# [SHORT EXERCISE]
Write out the whole listing, matching it exactly.

# [TASK MATERIAL]
----
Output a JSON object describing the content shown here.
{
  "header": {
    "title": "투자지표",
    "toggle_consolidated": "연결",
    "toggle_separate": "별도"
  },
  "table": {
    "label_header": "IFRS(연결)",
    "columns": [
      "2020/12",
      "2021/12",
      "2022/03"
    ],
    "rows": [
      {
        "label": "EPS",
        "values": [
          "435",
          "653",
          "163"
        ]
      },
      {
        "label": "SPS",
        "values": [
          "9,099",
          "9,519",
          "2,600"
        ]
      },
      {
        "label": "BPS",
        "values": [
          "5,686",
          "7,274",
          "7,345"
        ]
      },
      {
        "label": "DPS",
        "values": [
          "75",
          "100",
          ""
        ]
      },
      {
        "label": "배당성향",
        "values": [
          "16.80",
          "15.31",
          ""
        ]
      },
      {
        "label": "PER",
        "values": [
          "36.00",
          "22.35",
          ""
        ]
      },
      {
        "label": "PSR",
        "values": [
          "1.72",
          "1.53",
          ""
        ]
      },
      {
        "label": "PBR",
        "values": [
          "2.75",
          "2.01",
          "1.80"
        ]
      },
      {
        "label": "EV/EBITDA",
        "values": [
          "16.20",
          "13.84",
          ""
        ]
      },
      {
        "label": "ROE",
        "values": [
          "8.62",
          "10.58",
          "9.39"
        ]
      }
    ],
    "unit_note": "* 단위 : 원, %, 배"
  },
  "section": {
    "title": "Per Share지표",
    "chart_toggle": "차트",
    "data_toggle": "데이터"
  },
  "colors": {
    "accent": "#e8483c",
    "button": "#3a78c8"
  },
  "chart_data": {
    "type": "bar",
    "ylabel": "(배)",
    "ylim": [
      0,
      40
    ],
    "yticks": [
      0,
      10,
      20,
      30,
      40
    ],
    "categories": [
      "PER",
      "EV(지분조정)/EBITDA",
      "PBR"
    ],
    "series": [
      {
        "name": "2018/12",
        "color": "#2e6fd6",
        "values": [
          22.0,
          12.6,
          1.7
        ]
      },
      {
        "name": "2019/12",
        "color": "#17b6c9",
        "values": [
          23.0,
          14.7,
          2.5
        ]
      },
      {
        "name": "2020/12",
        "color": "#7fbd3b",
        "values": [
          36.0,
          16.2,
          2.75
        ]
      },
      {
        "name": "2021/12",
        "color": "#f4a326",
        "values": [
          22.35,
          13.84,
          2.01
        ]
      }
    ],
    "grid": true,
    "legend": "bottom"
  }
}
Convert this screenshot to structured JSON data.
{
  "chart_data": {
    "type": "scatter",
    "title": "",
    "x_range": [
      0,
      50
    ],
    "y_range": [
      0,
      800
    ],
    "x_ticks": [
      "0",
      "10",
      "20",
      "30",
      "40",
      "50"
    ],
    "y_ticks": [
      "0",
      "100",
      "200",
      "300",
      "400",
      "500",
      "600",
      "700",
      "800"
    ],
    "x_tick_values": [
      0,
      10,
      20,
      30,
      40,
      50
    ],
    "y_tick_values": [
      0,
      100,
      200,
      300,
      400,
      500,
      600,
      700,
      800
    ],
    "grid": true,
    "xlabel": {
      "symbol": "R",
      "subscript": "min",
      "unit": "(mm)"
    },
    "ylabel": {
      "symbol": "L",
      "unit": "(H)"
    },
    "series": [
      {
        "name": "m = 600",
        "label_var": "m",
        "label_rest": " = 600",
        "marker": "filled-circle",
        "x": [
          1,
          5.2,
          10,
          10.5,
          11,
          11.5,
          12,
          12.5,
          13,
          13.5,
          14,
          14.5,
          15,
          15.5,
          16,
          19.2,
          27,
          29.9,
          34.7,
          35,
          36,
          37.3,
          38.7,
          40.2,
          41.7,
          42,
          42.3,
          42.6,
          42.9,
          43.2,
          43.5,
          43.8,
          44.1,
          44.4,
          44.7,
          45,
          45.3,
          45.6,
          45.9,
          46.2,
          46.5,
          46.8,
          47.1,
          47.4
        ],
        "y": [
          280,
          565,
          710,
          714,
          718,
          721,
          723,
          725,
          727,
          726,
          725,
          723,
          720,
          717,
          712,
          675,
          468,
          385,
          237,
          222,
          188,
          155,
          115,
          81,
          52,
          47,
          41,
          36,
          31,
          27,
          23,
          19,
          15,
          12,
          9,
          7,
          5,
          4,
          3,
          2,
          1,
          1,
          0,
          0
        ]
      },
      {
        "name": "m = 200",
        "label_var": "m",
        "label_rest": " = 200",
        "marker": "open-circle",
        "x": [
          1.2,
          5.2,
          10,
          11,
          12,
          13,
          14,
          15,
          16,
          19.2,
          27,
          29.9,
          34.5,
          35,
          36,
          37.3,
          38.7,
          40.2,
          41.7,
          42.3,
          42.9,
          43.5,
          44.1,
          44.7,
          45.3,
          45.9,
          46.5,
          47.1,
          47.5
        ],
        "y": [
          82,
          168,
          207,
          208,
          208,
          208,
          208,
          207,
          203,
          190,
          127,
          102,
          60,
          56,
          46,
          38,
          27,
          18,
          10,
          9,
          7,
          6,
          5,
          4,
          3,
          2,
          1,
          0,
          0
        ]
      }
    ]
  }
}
----
# [RESULT FOR THIS EXERCISE]
Output a JSON object describing the content shown here.
{
  "header": {
    "title": "투자지표",
    "toggle_consolidated": "연결",
    "toggle_separate": "별도"
  },
  "table": {
    "label_header": "IFRS(연결)",
    "columns": [
      "2020/12",
      "2021/12",
      "2022/03"
    ],
    "rows": [
      {
        "label": "EPS",
        "values": [
          "435",
          "653",
          "163"
        ]
      },
      {
        "label": "SPS",
        "values": [
          "9,099",
          "9,519",
          "2,600"
        ]
      },
      {
        "label": "BPS",
        "values": [
          "5,686",
          "7,274",
          "7,345"
        ]
      },
      {
        "label": "DPS",
        "values": [
          "75",
          "100",
          ""
        ]
      },
      {
        "label": "배당성향",
        "values": [
          "16.80",
          "15.31",
          ""
        ]
      },
      {
        "label": "PER",
        "values": [
          "36.00",
          "22.35",
          ""
        ]
      },
      {
        "label": "PSR",
        "values": [
          "1.72",
          "1.53",
          ""
        ]
      },
      {
        "label": "PBR",
        "values": [
          "2.75",
          "2.01",
          "1.80"
        ]
      },
      {
        "label": "EV/EBITDA",
        "values": [
          "16.20",
          "13.84",
          ""
        ]
      },
      {
        "label": "ROE",
        "values": [
          "8.62",
          "10.58",
          "9.39"
        ]
      }
    ],
    "unit_note": "* 단위 : 원, %, 배"
  },
  "section": {
    "title": "Per Share지표",
    "chart_toggle": "차트",
    "data_toggle": "데이터"
  },
  "colors": {
    "accent": "#e8483c",
    "button": "#3a78c8"
  },
  "chart_data": {
    "type": "bar",
    "ylabel": "(배)",
    "ylim": [
      0,
      40
    ],
    "yticks": [
      0,
      10,
      20,
      30,
      40
    ],
    "categories": [
      "PER",
      "EV(지분조정)/EBITDA",
      "PBR"
    ],
    "series": [
      {
        "name": "2018/12",
        "color": "#2e6fd6",
        "values": [
          22.0,
          12.6,
          1.7
        ]
      },
      {
        "name": "2019/12",
        "color": "#17b6c9",
        "values": [
          23.0,
          14.7,
          2.5
        ]
      },
      {
        "name": "2020/12",
        "color": "#7fbd3b",
        "values": [
          36.0,
          16.2,
          2.75
        ]
      },
      {
        "name": "2021/12",
        "color": "#f4a326",
        "values": [
          22.35,
          13.84,
          2.01
        ]
      }
    ],
    "grid": true,
    "legend": "bottom"
  }
}
Convert this screenshot to structured JSON data.
{
  "chart_data": {
    "type": "scatter",
    "title": "",
    "x_range": [
      0,
      50
    ],
    "y_range": [
      0,
      800
    ],
    "x_ticks": [
      "0",
      "10",
      "20",
      "30",
      "40",
      "50"
    ],
    "y_ticks": [
      "0",
      "100",
      "200",
      "300",
      "400",
      "500",
      "600",
      "700",
      "800"
    ],
    "x_tick_values": [
      0,
      10,
      20,
      30,
      40,
      50
    ],
    "y_tick_values": [
      0,
      100,
      200,
      300,
      400,
      500,
      600,
      700,
      800
    ],
    "grid": true,
    "xlabel": {
      "symbol": "R",
      "subscript": "min",
      "unit": "(mm)"
    },
    "ylabel": {
      "symbol": "L",
      "unit": "(H)"
    },
    "series": [
      {
        "name": "m = 600",
        "label_var": "m",
        "label_rest": " = 600",
        "marker": "filled-circle",
        "x": [
          1,
          5.2,
          10,
          10.5,
          11,
          11.5,
          12,
          12.5,
          13,
          13.5,
          14,
          14.5,
          15,
          15.5,
          16,
          19.2,
          27,
          29.9,
          34.7,
          35,
          36,
          37.3,
          38.7,
          40.2,
          41.7,
          42,
          42.3,
          42.6,
          42.9,
          43.2,
          43.5,
          43.8,
          44.1,
          44.4,
          44.7,
          45,
          45.3,
          45.6,
          45.9,
          46.2,
          46.5,
          46.8,
          47.1,
          47.4
        ],
        "y": [
          280,
          565,
          710,
          714,
          718,
          721,
          723,
          725,
          727,
          726,
          725,
          723,
          720,
          717,
          712,
          675,
          468,
          385,
          237,
          222,
          188,
          155,
          115,
          81,
          52,
          47,
          41,
          36,
          31,
          27,
          23,
          19,
          15,
          12,
          9,
          7,
          5,
          4,
          3,
          2,
          1,
          1,
          0,
          0
        ]
      },
      {
        "name": "m = 200",
        "label_var": "m",
        "label_rest": " = 200",
        "marker": "open-circle",
        "x": [
          1.2,
          5.2,
          10,
          11,
          12,
          13,
          14,
          15,
          16,
          19.2,
          27,
          29.9,
          34.5,
          35,
          36,
          37.3,
          38.7,
          40.2,
          41.7,
          42.3,
          42.9,
          43.5,
          44.1,
          44.7,
          45.3,
          45.9,
          46.5,
          47.1,
          47.5
        ],
        "y": [
          82,
          168,
          207,
          208,
          208,
          208,
          208,
          207,
          203,
          190,
          127,
          102,
          60,
          56,
          46,
          38,
          27,
          18,
          10,
          9,
          7,
          6,
          5,
          4,
          3,
          2,
          1,
          0,
          0
        ]
      }
    ]
  }
}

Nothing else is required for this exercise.